EXERCISE:
Identify and copy all lines of the material where the string "приёма" is found.

-- Start of SUPPLIED DATA --

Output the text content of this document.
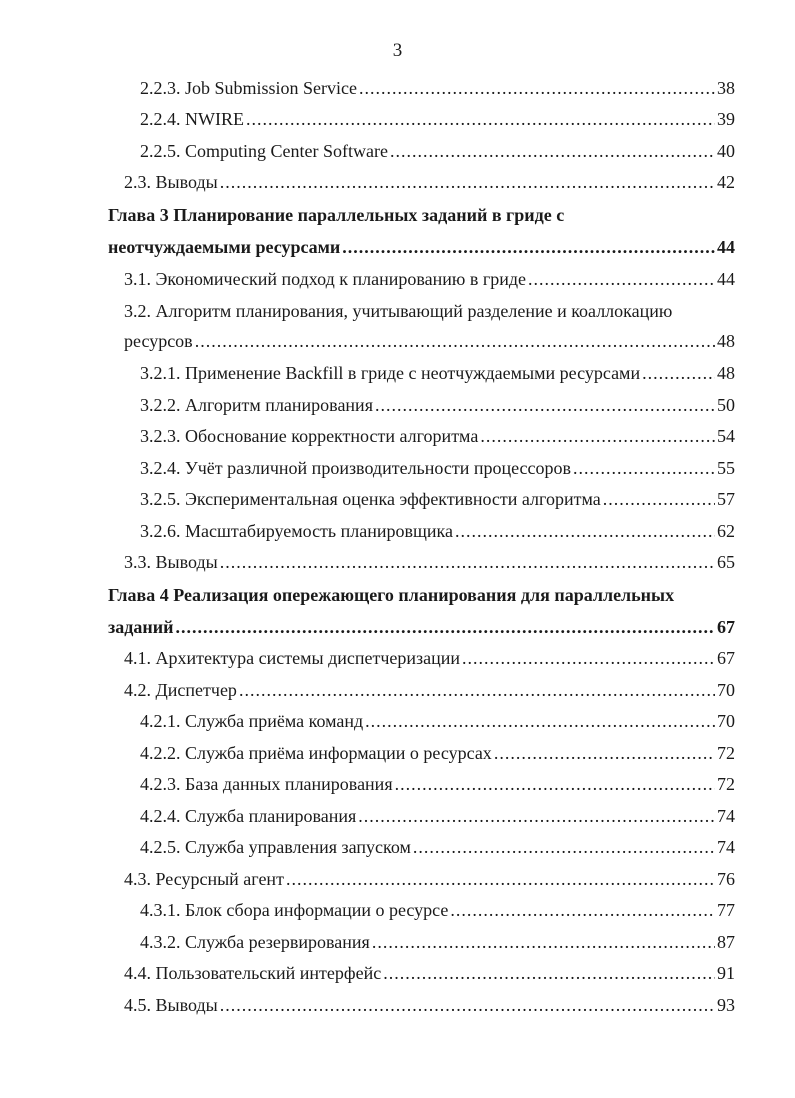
3
2.2.3. Job Submission Service .....	38
2.2.4. NWIRE .....	39
2.2.5. Computing Center Software .....	40
2.3. Выводы .....	42
Глава 3 Планирование параллельных заданий в гриде с
неотчуждаемыми ресурсами .....	44
3.1. Экономический подход к планированию в гриде .....	44
3.2. Алгоритм планирования, учитывающий разделение и коаллокацию
ресурсов .....	48
3.2.1. Применение Backfill в гриде с неотчуждаемыми ресурсами .....	48
3.2.2. Алгоритм планирования .....	50
3.2.3. Обоснование корректности алгоритма .....	54
3.2.4. Учёт различной производительности процессоров .....	55
3.2.5. Экспериментальная оценка эффективности алгоритма .....	57
3.2.6. Масштабируемость планировщика .....	62
3.3. Выводы .....	65
Глава 4 Реализация опережающего планирования для параллельных
заданий .....	67
4.1. Архитектура системы диспетчеризации .....	67
4.2. Диспетчер .....	70
4.2.1. Служба приёма команд .....	70
4.2.2. Служба приёма информации о ресурсах .....	72
4.2.3. База данных планирования .....	72
4.2.4. Служба планирования .....	74
4.2.5. Служба управления запуском .....	74
4.3. Ресурсный агент .....	76
4.3.1. Блок сбора информации о ресурсе .....	77
4.3.2. Служба резервирования .....	87
4.4. Пользовательский интерфейс .....	91
4.5. Выводы .....	93
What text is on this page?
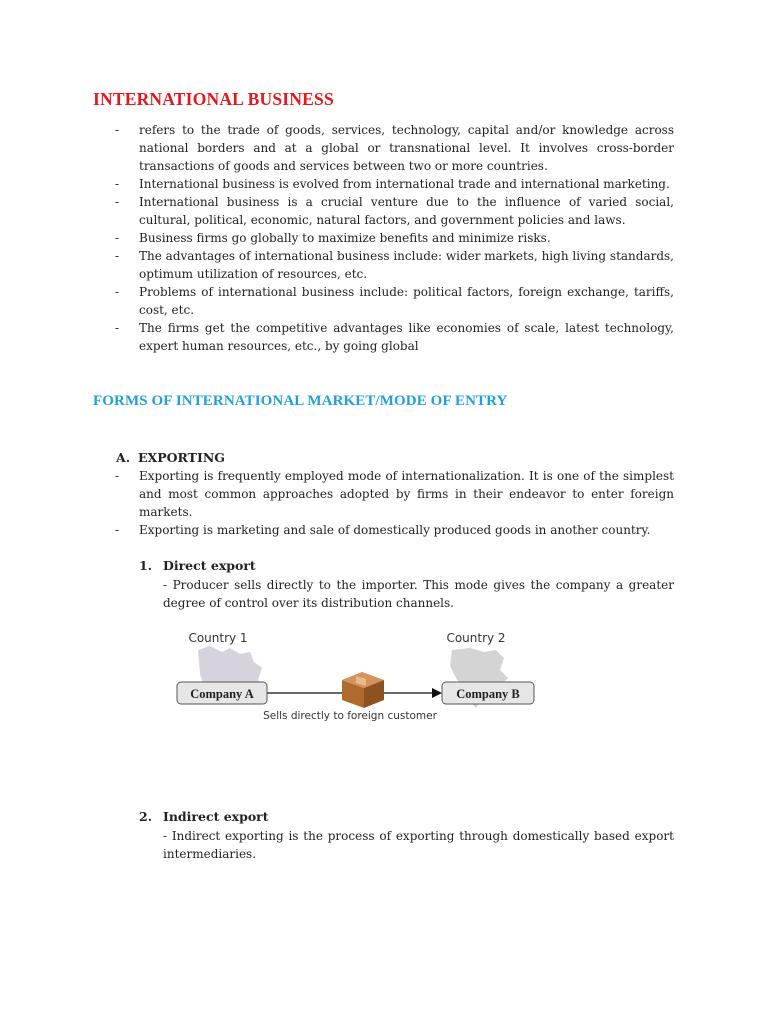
INTERNATIONAL BUSINESS
- refers to the trade of goods, services, technology, capital and/or knowledge across national borders and at a global or transnational level. It involves cross-border transactions of goods and services between two or more countries.
- International business is evolved from international trade and international marketing.
- International business is a crucial venture due to the influence of varied social, cultural, political, economic, natural factors, and government policies and laws.
- Business firms go globally to maximize benefits and minimize risks.
- The advantages of international business include: wider markets, high living standards, optimum utilization of resources, etc.
- Problems of international business include: political factors, foreign exchange, tariffs, cost, etc.
- The firms get the competitive advantages like economies of scale, latest technology, expert human resources, etc., by going global
FORMS OF INTERNATIONAL MARKET/MODE OF ENTRY
A. EXPORTING
- Exporting is frequently employed mode of internationalization. It is one of the simplest and most common approaches adopted by firms in their endeavor to enter foreign markets.
- Exporting is marketing and sale of domestically produced goods in another country.
1. Direct export

- Producer sells directly to the importer. This mode gives the company a greater degree of control over its distribution channels.

Country 1	Country 2
Company A	Company B
Sells directly to foreign customer
2. Indirect export

- Indirect exporting is the process of exporting through domestically based export intermediaries.
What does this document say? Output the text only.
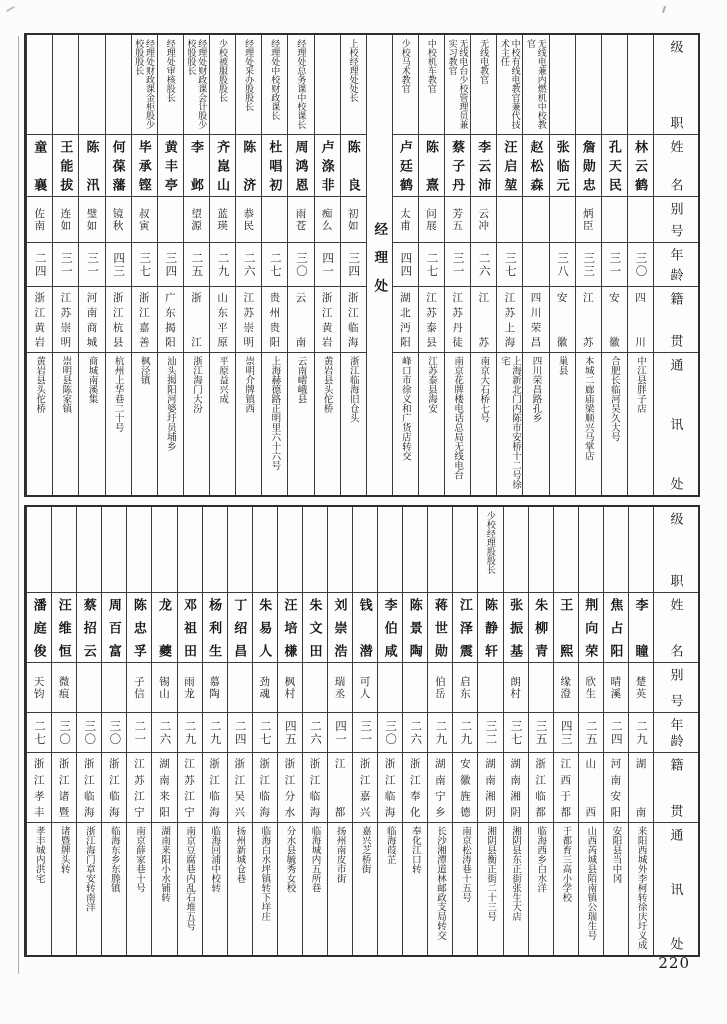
级职
姓名
别号
年龄
籍贯
通讯处
林云鹤
三〇
四川
中江县胖子店
孔天民
三一
安徽
合肥长临河吴久大号
詹勋忠
炳臣
三三
江苏
本城二廊庙梁顺兴马掌店
张临元
三八
安徽
巢县
无线电兼内燃机中校教官
赵松森
四川荣昌
四川荣昌路孔乡
中校有线电教官兼代技术主任
汪启堃
三七
江苏上海
上海新北门内陈市安桥十二号徐宅
无线电教官
李云沛
云冲
二六
江苏
南京大石桥七号
无线电台少校管理员兼实习教官
蔡子丹
芳五
三一
江苏丹徒
南京花牌楼电话总局无线电台
中校机车教官
陈熹
问展
二七
江苏泰县
江苏泰县海安
少校马术教官
卢廷鹤
太甫
四四
湖北沔阳
峰口市徐义和广货店转交
经理处
上校经理处处长
陈良
初如
三四
浙江临海
浙江临海旧仓头
卢涤非
痴么
四一
浙江黄岩
黄岩县头佗桥
经理处总务课中校课长
周鸿恩
雨苍
三〇
云南
云南嶍峨县
经理处中校财政课长
杜唱初
二七
贵州贵阳
上海赫德路正明里六十六号
经理处采办股股长
陈济
恭民
二六
江苏崇明
崇明介牌镇西
少校被服股股长
齐崑山
蓝瑛
二九
山东平原
平原益兴成
经理处财政课会计股少校股股长
李邺
望源
二五
浙江
浙江海门大汾
经理处审核股长
黄丰亭
三四
广东揭阳
汕头揭阳河婆圩员埔乡
经理处财政课金柜股少校股股长
毕承铿
叔寅
三七
浙江嘉善
枫泾镇
何葆藩
镜秋
四三
浙江杭县
杭州上华巷二十号
陈汛
璧如
三一
河南商城
商城南溪集
王能拔
连如
三一
江苏崇明
崇明县陈家镇
童襄
佐南
二四
浙江黄岩
黄岩县头佗桥
级职
姓名
别号
年龄
籍贯
通讯处
李瞳
楚英
二九
湖南
来阳西城外李柯转徐庆圩义成
焦占阳
晴溪
二四
河南安阳
安阳县当中冈
荆向荣
欣生
二五
山西
山西芮城县陌南镇公瑞生号
王熙
缘澄
四三
江西于都
于都育三高小学校
朱柳青
三五
浙江临都
临海西乡白水洋
张振基
朗村
三七
湖南湘阴
湘阴县东正街张生大店
少校经理股股长
陈静轩
三二
湖南湘阴
湘阴县衡正街二十三号
江泽震
启东
二九
安徽旌德
南京松涛巷十五号
蒋世勋
伯岳
二九
湖南宁乡
长沙湘潭道林邮政支局转交
陈景陶
二六
浙江奉化
奉化江口转
李伯咸
三〇
浙江临海
临海葭芷
钱潜
可人
三一
浙江嘉兴
嘉兴芝桥街
刘崇浩
瑞丞
四一
江都
扬州南皮市街
朱文田
二六
浙江临海
临海城内五所巷
汪培槏
枫村
四五
浙江分水
分水县毓秀女校
朱易人
劲魂
二七
浙江临海
临海白水坪镇转下垟庄
丁绍昌
二四
浙江吴兴
扬州新城仓巷
杨利生
慕陶
二九
浙江临海
临海回浦中校转
邓祖田
雨龙
二九
江苏江宁
南京豆腐巷内乱石堆五号
龙夔
锡山
二六
湖南来阳
湖南来阳小水铺转
陈忠孚
子信
二一
江苏江宁
南京薛家巷十号
周百富
三〇
浙江临海
临海东乡东塍镇
蔡招云
三〇
浙江临海
浙江海门章安转南洋
汪维恒
微痕
三〇
浙江诸暨
诸暨牌头转
潘庭俊
天钧
二七
浙江孝丰
孝丰城内洪宅
220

-- End of SUPPLIED DATA --

RESULT FOR THIS EXERCISE:
4.2.1. Служба приёма команд .....	70
4.2.2. Служба приёма информации о ресурсах .....	72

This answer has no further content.